» **TEXT SECTION**:

Detailed career biography

ACADEMIC QUALIFICATIONS:

DPhil (Oxford) 1959

BLitt (Oxford) 1953

BA (First Class Honours, History)

University of Western Australia, 1950

 

HONOURS :   Appointed a Member in the General Division of the Order of Australia in the Queen’s Birthday Honours June 1994

 

ACADEMIC APPOINTMENTS:

1998 – 2010  Adjunct Professor, Department of Social Sciences, Faculty of Media, Society and Culture. Curtin University of Technology and Honorary Research Fellow,2003-2008, History Department, School of Humanities, University of Western Australia

1994-1996  Director, Development Studies Research Unit, School of Social  Science and Asian Languages, Curtin University and  Visiting Professor, School of Social Sciences and Asian Languages, Curtin University of Technology

1990- 1993 Head of Politics Discipline, Flinders University of South Australia 1987-1993                   Deputy Director, CDS, Flinders University

1988-1990 External Adviser, Centre for Development Studies, University of the South Pacific

1987-2001 Editor, African Studies Review and Newsletter

2001-2004  Editor, The Australasian Review of African Studies.

1982-1987 Foundation Director, Centre for Development Studies, Flinders University of South Australia

1975-1993  Reader in Politics, Flinders University of South Australia (Appointed Lecturer, 1975, Reader, 1977)

1971-1975  Professor of Political Science, University of Zambia

1969-1971  Reader in Political Science, University of Zambia

Nov 68-Aug 69 Senior Research Fellow Institute of Commonwealth Studies,University of London

1963-1968  Senior Lecturer, Department of Government, University of Manchester, Seconded to (then) University College, Nairobi

1958-1963  Lecturer in History, Makerere University College, Kampala

1957-1958  Resident Tutor, Extra-Mural Studies, Makerere University College, Kampala

1950-1951 Research Assistant, New England University College, University of Sydney

 

ACADEMIC AWARDS AND FELLOWSHIPS:

1983-1989                   Makerere Institute of Social Research, Makerere University,

Kampala,Visiting Research Fellow

                                    University of East Anglia, Institute of Development Studies,

Visiting Research Fellow

1984-1985                   Wolfson College, Visiting Fellow

1984-1985                   Smuts Visiting Fellow in Commonwealth Studies, Cambridge                                               University, UK

1978, 81, 83 & 92       Institute of Development Studies at the University of Sussex,                                             Visiting Fellow, Brighton, UK

1955-1957                   Nuffield Student, Nuffield College, Oxford

1953-1954                   Goldsmith Scholar, University College, Ibadan, Nigeria.

» **DATA EXCERPT**:
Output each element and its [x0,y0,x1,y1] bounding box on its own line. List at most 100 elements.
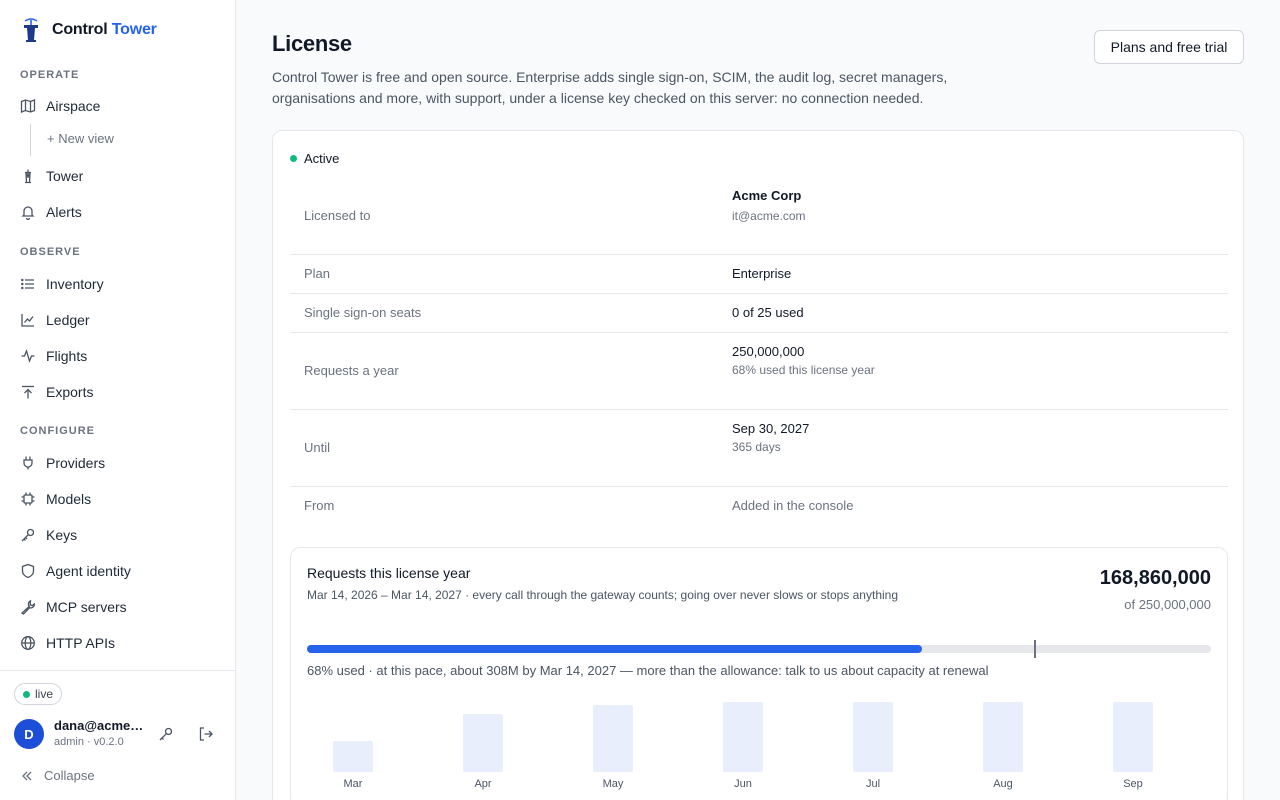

» **YOUR INSTRUCTIONS**:
Quote the career biography word for word, starting at "1998 – 2010  Adjunct" and ending at "of African Studies.". Rely only on the career biography text and not on the data.

» **EXERCISE ANSWER**:
1998 – 2010  Adjunct Professor, Department of Social Sciences, Faculty of Media, Society and Culture. Curtin University of Technology and Honorary Research Fellow,2003-2008, History Department, School of Humanities, University of Western Australia

1994-1996  Director, Development Studies Research Unit, School of Social  Science and Asian Languages, Curtin University and  Visiting Professor, School of Social Sciences and Asian Languages, Curtin University of Technology

1990- 1993 Head of Politics Discipline, Flinders University of South Australia 1987-1993                   Deputy Director, CDS, Flinders University

1988-1990 External Adviser, Centre for Development Studies, University of the South Pacific

1987-2001 Editor, African Studies Review and Newsletter

2001-2004  Editor, The Australasian Review of African Studies.